> **EXERCISE BRIEF**
Repeat each record exactly as written, and drop any images.

------

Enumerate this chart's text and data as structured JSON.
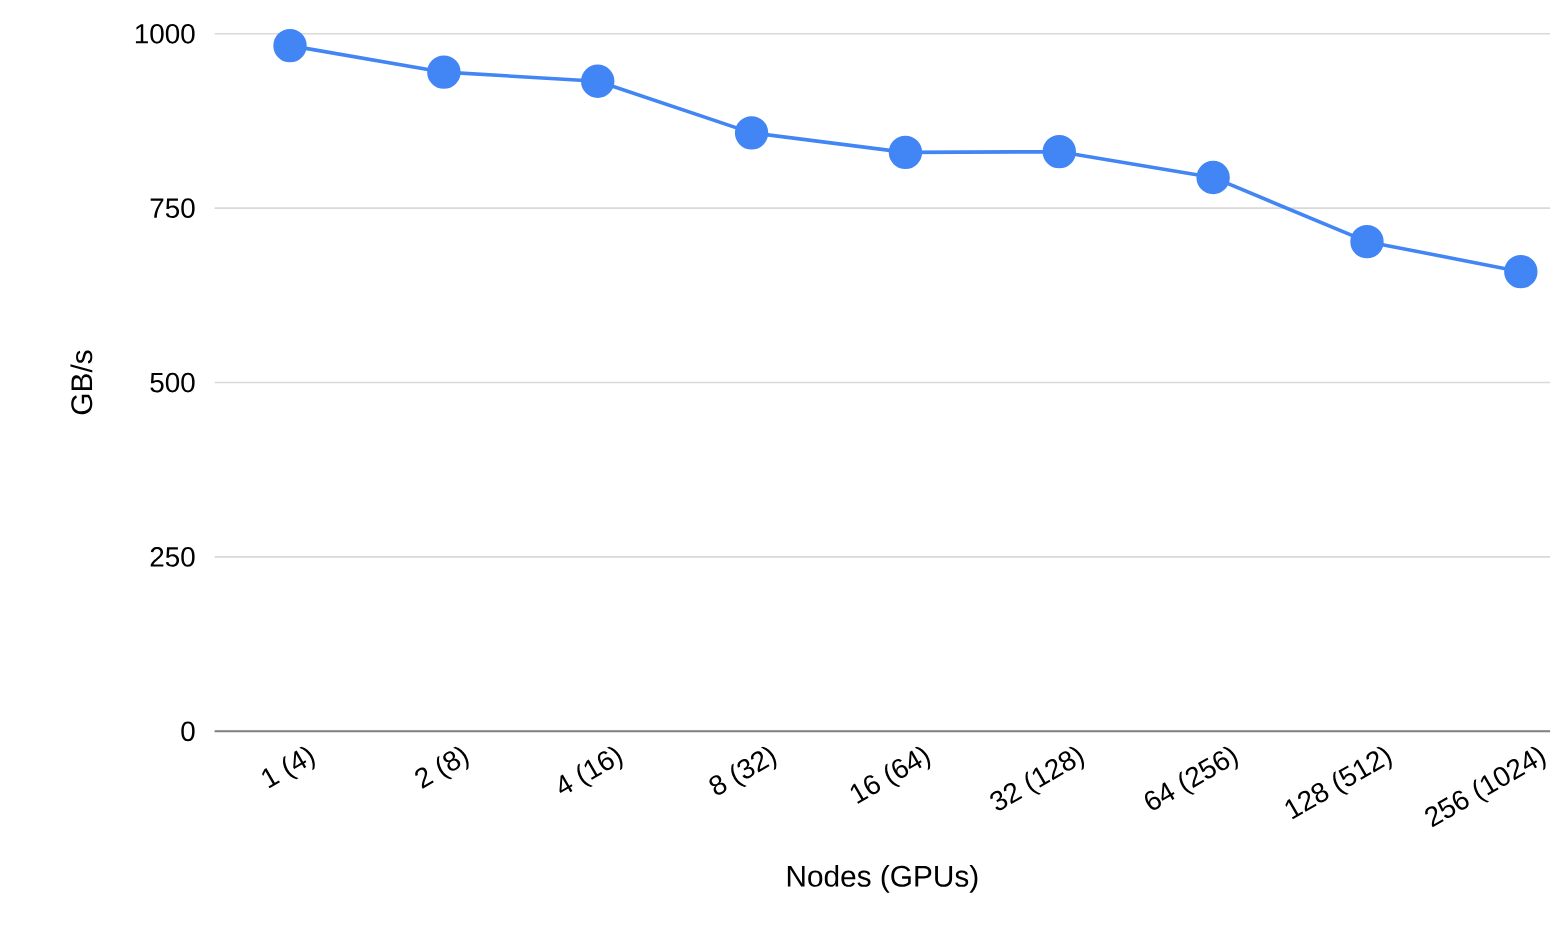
{
  "chart_data": {
    "type": "line",
    "xlabel": "Nodes (GPUs)",
    "ylabel": "GB/s",
    "categories": [
      "1 (4)",
      "2 (8)",
      "4 (16)",
      "8 (32)",
      "16 (64)",
      "32 (128)",
      "64 (256)",
      "128 (512)",
      "256 (1024)"
    ],
    "values": [
      983,
      945,
      932,
      858,
      830,
      831,
      794,
      702,
      659
    ],
    "color": "#4285f4",
    "marker": "circle",
    "line_style": "solid",
    "ylim": [
      0,
      1000
    ],
    "yticks": [
      0,
      250,
      500,
      750,
      1000
    ],
    "grid": "y"
  }
}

------

> **TASK SOLUTION**
Enumerate this chart's text and data as structured JSON.
{
  "chart_data": {
    "type": "line",
    "xlabel": "Nodes (GPUs)",
    "ylabel": "GB/s",
    "categories": [
      "1 (4)",
      "2 (8)",
      "4 (16)",
      "8 (32)",
      "16 (64)",
      "32 (128)",
      "64 (256)",
      "128 (512)",
      "256 (1024)"
    ],
    "values": [
      983,
      945,
      932,
      858,
      830,
      831,
      794,
      702,
      659
    ],
    "color": "#4285f4",
    "marker": "circle",
    "line_style": "solid",
    "ylim": [
      0,
      1000
    ],
    "yticks": [
      0,
      250,
      500,
      750,
      1000
    ],
    "grid": "y"
  }
}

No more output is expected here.